- **Exercise**:
Reproduce the listing below in its entirety. Change nothing.

- **Data in this exercise**:
## start
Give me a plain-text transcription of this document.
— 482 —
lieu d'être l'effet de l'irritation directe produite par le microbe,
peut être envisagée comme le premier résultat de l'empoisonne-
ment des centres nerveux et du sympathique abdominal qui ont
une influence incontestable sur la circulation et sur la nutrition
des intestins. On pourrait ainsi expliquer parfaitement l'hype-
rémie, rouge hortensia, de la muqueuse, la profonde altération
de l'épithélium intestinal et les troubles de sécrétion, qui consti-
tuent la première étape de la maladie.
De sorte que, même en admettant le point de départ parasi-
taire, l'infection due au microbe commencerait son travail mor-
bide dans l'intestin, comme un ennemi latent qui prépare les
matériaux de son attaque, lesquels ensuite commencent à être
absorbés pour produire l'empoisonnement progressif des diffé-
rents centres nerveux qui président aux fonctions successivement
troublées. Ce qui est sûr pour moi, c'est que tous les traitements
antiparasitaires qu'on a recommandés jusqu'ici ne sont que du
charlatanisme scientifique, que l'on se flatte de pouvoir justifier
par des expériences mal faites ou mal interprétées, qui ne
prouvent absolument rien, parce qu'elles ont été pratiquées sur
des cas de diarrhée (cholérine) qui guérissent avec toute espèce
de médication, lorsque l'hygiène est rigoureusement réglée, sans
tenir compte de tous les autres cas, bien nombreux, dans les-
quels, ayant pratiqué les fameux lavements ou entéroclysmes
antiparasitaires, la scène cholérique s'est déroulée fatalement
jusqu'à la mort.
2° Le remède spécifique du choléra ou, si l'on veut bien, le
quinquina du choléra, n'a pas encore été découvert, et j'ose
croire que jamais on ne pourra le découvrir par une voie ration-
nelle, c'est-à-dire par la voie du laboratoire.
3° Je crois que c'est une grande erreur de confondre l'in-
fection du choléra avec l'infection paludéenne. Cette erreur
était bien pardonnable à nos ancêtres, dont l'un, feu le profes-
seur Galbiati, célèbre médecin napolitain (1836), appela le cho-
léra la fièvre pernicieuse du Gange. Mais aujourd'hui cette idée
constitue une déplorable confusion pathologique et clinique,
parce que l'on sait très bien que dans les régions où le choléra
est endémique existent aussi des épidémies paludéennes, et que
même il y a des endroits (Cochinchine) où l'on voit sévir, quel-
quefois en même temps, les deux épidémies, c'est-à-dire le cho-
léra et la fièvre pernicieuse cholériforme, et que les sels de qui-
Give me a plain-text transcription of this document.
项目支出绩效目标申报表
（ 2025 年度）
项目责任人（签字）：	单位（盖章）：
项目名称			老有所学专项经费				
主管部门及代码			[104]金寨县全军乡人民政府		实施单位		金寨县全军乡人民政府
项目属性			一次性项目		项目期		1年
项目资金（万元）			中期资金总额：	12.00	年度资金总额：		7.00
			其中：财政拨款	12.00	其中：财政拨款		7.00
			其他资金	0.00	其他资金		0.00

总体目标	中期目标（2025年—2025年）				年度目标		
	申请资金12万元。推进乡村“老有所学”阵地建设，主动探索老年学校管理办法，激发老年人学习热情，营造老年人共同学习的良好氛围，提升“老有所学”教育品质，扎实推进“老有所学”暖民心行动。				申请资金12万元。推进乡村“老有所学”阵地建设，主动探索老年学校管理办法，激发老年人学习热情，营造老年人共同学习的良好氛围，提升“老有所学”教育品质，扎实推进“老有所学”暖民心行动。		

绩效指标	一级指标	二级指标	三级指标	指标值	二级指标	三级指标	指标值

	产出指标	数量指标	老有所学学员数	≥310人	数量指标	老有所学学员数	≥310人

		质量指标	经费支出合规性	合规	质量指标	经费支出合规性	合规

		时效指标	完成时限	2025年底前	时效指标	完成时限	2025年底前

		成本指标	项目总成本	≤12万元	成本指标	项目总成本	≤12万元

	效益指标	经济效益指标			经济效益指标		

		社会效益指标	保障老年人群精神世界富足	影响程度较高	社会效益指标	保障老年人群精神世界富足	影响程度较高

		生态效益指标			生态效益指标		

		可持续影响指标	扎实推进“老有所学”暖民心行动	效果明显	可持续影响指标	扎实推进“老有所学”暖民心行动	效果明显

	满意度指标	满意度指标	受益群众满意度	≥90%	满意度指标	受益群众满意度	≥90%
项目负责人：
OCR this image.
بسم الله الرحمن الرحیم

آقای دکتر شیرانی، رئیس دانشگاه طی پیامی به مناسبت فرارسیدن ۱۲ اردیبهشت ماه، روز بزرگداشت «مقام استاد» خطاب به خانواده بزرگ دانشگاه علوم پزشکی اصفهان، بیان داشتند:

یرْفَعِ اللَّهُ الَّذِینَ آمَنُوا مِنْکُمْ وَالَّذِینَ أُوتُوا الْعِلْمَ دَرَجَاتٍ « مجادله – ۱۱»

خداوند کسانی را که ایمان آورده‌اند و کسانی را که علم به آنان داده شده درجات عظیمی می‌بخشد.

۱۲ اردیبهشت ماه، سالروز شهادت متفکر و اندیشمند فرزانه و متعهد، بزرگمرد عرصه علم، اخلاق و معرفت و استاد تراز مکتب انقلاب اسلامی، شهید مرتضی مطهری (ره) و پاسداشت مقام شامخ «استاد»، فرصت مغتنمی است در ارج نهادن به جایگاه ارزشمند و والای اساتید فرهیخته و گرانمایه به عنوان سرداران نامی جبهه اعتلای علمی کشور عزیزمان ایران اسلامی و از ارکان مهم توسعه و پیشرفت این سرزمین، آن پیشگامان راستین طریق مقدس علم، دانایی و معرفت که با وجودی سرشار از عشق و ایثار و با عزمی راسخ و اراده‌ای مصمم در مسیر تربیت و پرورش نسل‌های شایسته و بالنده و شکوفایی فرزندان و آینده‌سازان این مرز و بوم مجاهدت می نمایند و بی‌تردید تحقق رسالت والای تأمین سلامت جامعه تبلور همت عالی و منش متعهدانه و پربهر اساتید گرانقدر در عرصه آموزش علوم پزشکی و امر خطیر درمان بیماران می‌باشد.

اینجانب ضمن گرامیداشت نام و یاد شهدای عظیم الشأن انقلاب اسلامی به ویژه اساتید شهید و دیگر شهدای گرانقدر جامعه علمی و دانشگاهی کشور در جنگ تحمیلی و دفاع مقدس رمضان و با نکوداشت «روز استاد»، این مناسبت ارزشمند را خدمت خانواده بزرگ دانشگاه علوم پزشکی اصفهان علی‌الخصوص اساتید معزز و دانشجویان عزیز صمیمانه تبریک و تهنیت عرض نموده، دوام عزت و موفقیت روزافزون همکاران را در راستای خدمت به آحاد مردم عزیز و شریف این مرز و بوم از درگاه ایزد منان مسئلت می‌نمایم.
## end
- **Result below**:
Give me a plain-text transcription of this document.
— 482 —
lieu d'être l'effet de l'irritation directe produite par le microbe,
peut être envisagée comme le premier résultat de l'empoisonne-
ment des centres nerveux et du sympathique abdominal qui ont
une influence incontestable sur la circulation et sur la nutrition
des intestins. On pourrait ainsi expliquer parfaitement l'hype-
rémie, rouge hortensia, de la muqueuse, la profonde altération
de l'épithélium intestinal et les troubles de sécrétion, qui consti-
tuent la première étape de la maladie.
De sorte que, même en admettant le point de départ parasi-
taire, l'infection due au microbe commencerait son travail mor-
bide dans l'intestin, comme un ennemi latent qui prépare les
matériaux de son attaque, lesquels ensuite commencent à être
absorbés pour produire l'empoisonnement progressif des diffé-
rents centres nerveux qui président aux fonctions successivement
troublées. Ce qui est sûr pour moi, c'est que tous les traitements
antiparasitaires qu'on a recommandés jusqu'ici ne sont que du
charlatanisme scientifique, que l'on se flatte de pouvoir justifier
par des expériences mal faites ou mal interprétées, qui ne
prouvent absolument rien, parce qu'elles ont été pratiquées sur
des cas de diarrhée (cholérine) qui guérissent avec toute espèce
de médication, lorsque l'hygiène est rigoureusement réglée, sans
tenir compte de tous les autres cas, bien nombreux, dans les-
quels, ayant pratiqué les fameux lavements ou entéroclysmes
antiparasitaires, la scène cholérique s'est déroulée fatalement
jusqu'à la mort.
2° Le remède spécifique du choléra ou, si l'on veut bien, le
quinquina du choléra, n'a pas encore été découvert, et j'ose
croire que jamais on ne pourra le découvrir par une voie ration-
nelle, c'est-à-dire par la voie du laboratoire.
3° Je crois que c'est une grande erreur de confondre l'in-
fection du choléra avec l'infection paludéenne. Cette erreur
était bien pardonnable à nos ancêtres, dont l'un, feu le profes-
seur Galbiati, célèbre médecin napolitain (1836), appela le cho-
léra la fièvre pernicieuse du Gange. Mais aujourd'hui cette idée
constitue une déplorable confusion pathologique et clinique,
parce que l'on sait très bien que dans les régions où le choléra
est endémique existent aussi des épidémies paludéennes, et que
même il y a des endroits (Cochinchine) où l'on voit sévir, quel-
quefois en même temps, les deux épidémies, c'est-à-dire le cho-
léra et la fièvre pernicieuse cholériforme, et que les sels de qui-
Give me a plain-text transcription of this document.
项目支出绩效目标申报表
（ 2025 年度）
项目责任人（签字）：	单位（盖章）：
项目名称			老有所学专项经费				
主管部门及代码			[104]金寨县全军乡人民政府		实施单位		金寨县全军乡人民政府
项目属性			一次性项目		项目期		1年
项目资金（万元）			中期资金总额：	12.00	年度资金总额：		7.00
			其中：财政拨款	12.00	其中：财政拨款		7.00
			其他资金	0.00	其他资金		0.00

总体目标	中期目标（2025年—2025年）				年度目标		
	申请资金12万元。推进乡村“老有所学”阵地建设，主动探索老年学校管理办法，激发老年人学习热情，营造老年人共同学习的良好氛围，提升“老有所学”教育品质，扎实推进“老有所学”暖民心行动。				申请资金12万元。推进乡村“老有所学”阵地建设，主动探索老年学校管理办法，激发老年人学习热情，营造老年人共同学习的良好氛围，提升“老有所学”教育品质，扎实推进“老有所学”暖民心行动。		

绩效指标	一级指标	二级指标	三级指标	指标值	二级指标	三级指标	指标值

	产出指标	数量指标	老有所学学员数	≥310人	数量指标	老有所学学员数	≥310人

		质量指标	经费支出合规性	合规	质量指标	经费支出合规性	合规

		时效指标	完成时限	2025年底前	时效指标	完成时限	2025年底前

		成本指标	项目总成本	≤12万元	成本指标	项目总成本	≤12万元

	效益指标	经济效益指标			经济效益指标		

		社会效益指标	保障老年人群精神世界富足	影响程度较高	社会效益指标	保障老年人群精神世界富足	影响程度较高

		生态效益指标			生态效益指标		

		可持续影响指标	扎实推进“老有所学”暖民心行动	效果明显	可持续影响指标	扎实推进“老有所学”暖民心行动	效果明显

	满意度指标	满意度指标	受益群众满意度	≥90%	满意度指标	受益群众满意度	≥90%
项目负责人：
OCR this image.
بسم الله الرحمن الرحیم

آقای دکتر شیرانی، رئیس دانشگاه طی پیامی به مناسبت فرارسیدن ۱۲ اردیبهشت ماه، روز بزرگداشت «مقام استاد» خطاب به خانواده بزرگ دانشگاه علوم پزشکی اصفهان، بیان داشتند:

یرْفَعِ اللَّهُ الَّذِینَ آمَنُوا مِنْکُمْ وَالَّذِینَ أُوتُوا الْعِلْمَ دَرَجَاتٍ « مجادله – ۱۱»

خداوند کسانی را که ایمان آورده‌اند و کسانی را که علم به آنان داده شده درجات عظیمی می‌بخشد.

۱۲ اردیبهشت ماه، سالروز شهادت متفکر و اندیشمند فرزانه و متعهد، بزرگمرد عرصه علم، اخلاق و معرفت و استاد تراز مکتب انقلاب اسلامی، شهید مرتضی مطهری (ره) و پاسداشت مقام شامخ «استاد»، فرصت مغتنمی است در ارج نهادن به جایگاه ارزشمند و والای اساتید فرهیخته و گرانمایه به عنوان سرداران نامی جبهه اعتلای علمی کشور عزیزمان ایران اسلامی و از ارکان مهم توسعه و پیشرفت این سرزمین، آن پیشگامان راستین طریق مقدس علم، دانایی و معرفت که با وجودی سرشار از عشق و ایثار و با عزمی راسخ و اراده‌ای مصمم در مسیر تربیت و پرورش نسل‌های شایسته و بالنده و شکوفایی فرزندان و آینده‌سازان این مرز و بوم مجاهدت می نمایند و بی‌تردید تحقق رسالت والای تأمین سلامت جامعه تبلور همت عالی و منش متعهدانه و پربهر اساتید گرانقدر در عرصه آموزش علوم پزشکی و امر خطیر درمان بیماران می‌باشد.

اینجانب ضمن گرامیداشت نام و یاد شهدای عظیم الشأن انقلاب اسلامی به ویژه اساتید شهید و دیگر شهدای گرانقدر جامعه علمی و دانشگاهی کشور در جنگ تحمیلی و دفاع مقدس رمضان و با نکوداشت «روز استاد»، این مناسبت ارزشمند را خدمت خانواده بزرگ دانشگاه علوم پزشکی اصفهان علی‌الخصوص اساتید معزز و دانشجویان عزیز صمیمانه تبریک و تهنیت عرض نموده، دوام عزت و موفقیت روزافزون همکاران را در راستای خدمت به آحاد مردم عزیز و شریف این مرز و بوم از درگاه ایزد منان مسئلت می‌نمایم.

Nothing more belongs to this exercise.